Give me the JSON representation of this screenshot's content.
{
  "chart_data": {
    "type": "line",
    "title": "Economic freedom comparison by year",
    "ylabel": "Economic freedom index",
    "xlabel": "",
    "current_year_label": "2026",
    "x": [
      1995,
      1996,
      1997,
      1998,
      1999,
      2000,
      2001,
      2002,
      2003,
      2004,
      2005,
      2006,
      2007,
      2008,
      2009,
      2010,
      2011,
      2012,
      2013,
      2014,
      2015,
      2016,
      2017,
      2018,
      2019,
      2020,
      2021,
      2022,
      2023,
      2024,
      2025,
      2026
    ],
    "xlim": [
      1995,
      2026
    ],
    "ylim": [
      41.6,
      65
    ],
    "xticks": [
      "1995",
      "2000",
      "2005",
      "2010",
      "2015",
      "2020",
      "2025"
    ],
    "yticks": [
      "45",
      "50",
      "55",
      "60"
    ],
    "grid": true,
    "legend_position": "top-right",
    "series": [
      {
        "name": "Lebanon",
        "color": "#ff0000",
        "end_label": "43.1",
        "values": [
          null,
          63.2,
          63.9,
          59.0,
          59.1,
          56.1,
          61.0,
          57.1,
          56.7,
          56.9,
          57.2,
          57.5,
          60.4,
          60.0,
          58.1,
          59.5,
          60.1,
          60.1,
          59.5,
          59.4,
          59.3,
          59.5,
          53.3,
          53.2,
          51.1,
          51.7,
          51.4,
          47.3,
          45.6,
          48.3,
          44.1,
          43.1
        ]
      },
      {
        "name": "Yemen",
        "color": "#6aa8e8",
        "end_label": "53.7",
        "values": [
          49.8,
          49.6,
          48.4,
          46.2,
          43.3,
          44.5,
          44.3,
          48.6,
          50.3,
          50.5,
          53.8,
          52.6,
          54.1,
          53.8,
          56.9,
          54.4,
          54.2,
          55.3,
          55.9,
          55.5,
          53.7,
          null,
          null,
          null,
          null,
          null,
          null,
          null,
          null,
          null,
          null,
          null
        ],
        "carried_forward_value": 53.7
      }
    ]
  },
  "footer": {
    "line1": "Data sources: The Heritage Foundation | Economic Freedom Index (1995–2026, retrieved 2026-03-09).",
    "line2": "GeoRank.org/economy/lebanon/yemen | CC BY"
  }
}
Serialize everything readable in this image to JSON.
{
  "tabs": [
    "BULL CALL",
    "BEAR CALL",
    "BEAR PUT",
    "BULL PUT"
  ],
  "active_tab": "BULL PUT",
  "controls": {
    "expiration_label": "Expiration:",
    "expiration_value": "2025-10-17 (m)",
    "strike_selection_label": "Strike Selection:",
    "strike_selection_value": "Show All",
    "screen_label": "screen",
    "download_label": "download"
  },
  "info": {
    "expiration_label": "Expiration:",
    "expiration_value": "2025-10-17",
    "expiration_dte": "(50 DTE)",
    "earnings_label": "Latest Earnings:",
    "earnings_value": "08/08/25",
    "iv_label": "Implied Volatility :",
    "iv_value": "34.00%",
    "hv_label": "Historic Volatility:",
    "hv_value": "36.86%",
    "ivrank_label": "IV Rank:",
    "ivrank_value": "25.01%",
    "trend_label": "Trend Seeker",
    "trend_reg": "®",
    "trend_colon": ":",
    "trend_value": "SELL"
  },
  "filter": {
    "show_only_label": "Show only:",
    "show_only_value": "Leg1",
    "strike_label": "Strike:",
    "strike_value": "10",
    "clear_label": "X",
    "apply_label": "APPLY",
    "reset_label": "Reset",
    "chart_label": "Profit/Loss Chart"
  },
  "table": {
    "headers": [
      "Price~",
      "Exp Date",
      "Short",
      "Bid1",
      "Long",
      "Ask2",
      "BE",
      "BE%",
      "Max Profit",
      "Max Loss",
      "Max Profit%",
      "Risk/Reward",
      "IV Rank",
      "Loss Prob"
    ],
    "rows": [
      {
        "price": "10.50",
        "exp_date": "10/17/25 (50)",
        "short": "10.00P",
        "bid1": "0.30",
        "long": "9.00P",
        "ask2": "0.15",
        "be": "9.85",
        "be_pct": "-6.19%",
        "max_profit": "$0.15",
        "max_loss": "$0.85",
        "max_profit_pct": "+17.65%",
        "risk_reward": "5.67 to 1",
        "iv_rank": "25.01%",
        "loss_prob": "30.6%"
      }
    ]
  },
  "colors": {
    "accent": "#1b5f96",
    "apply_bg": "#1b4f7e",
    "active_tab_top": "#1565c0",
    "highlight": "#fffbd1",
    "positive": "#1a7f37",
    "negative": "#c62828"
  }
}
^^^^
Count the lines above that contain the word "this", and give only that number.

2